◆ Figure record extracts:
┏━━

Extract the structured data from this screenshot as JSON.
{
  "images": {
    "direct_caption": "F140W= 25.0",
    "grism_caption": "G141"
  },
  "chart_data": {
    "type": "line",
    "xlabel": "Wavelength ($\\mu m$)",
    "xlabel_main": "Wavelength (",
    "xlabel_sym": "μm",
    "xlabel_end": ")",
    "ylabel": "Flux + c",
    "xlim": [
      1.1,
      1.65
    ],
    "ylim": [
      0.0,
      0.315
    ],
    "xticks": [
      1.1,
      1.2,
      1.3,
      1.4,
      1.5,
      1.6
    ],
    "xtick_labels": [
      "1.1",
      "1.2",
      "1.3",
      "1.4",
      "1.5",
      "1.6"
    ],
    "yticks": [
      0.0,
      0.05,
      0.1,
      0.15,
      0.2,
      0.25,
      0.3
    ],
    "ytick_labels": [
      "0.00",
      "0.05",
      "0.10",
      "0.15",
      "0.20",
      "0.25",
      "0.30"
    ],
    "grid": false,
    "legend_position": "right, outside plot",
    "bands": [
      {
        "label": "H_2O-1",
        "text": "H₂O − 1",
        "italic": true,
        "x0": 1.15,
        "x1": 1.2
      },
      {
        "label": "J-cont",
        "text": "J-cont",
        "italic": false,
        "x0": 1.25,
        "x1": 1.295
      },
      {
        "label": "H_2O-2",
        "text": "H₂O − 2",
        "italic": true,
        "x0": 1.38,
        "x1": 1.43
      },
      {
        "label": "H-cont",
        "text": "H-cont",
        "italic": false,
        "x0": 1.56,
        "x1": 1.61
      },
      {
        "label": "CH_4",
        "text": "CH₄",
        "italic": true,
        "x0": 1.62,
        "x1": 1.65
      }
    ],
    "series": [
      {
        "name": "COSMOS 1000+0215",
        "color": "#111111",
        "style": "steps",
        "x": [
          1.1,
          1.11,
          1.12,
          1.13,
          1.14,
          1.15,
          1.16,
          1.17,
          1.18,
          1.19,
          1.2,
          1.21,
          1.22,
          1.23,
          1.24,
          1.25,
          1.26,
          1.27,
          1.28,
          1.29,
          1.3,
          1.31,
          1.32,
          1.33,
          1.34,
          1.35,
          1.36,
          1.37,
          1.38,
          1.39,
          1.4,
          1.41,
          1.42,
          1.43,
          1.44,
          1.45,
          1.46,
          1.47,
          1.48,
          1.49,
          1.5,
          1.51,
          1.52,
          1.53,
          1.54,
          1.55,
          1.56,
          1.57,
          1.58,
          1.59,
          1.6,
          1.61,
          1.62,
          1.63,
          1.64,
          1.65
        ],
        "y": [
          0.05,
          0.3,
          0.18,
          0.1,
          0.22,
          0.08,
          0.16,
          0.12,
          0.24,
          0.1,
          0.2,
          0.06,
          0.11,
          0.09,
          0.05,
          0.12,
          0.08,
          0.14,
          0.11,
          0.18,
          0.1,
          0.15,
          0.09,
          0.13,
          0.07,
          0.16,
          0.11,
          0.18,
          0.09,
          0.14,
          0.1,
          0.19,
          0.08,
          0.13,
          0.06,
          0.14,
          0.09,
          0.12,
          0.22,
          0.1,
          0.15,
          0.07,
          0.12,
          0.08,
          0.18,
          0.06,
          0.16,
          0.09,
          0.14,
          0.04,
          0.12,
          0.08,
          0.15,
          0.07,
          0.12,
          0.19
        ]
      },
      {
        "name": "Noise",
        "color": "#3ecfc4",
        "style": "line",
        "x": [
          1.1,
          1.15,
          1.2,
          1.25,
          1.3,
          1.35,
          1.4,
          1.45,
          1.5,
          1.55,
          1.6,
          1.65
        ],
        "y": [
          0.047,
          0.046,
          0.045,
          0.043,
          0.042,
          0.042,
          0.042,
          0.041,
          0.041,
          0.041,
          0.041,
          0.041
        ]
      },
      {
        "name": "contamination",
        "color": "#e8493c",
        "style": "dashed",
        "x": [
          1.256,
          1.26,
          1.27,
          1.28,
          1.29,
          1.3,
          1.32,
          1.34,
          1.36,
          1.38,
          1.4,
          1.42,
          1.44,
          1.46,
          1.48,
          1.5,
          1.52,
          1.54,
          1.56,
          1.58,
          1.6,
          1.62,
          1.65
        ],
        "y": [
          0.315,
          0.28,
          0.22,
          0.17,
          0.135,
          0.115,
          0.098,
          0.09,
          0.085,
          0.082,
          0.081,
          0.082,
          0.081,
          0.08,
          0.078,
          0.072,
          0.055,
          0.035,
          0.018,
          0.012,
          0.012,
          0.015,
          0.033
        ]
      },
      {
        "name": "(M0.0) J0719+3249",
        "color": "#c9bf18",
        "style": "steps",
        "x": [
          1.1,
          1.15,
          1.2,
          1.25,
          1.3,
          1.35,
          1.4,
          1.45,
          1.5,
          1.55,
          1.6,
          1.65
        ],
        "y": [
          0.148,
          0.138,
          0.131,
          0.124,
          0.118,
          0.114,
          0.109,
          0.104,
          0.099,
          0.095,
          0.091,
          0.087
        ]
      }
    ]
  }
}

┗━━

◆ Short exercise: Copy all the lines above that hold the string "color".

◆ Reply:
        "color": "#111111",
        "color": "#3ecfc4",
        "color": "#e8493c",
        "color": "#c9bf18",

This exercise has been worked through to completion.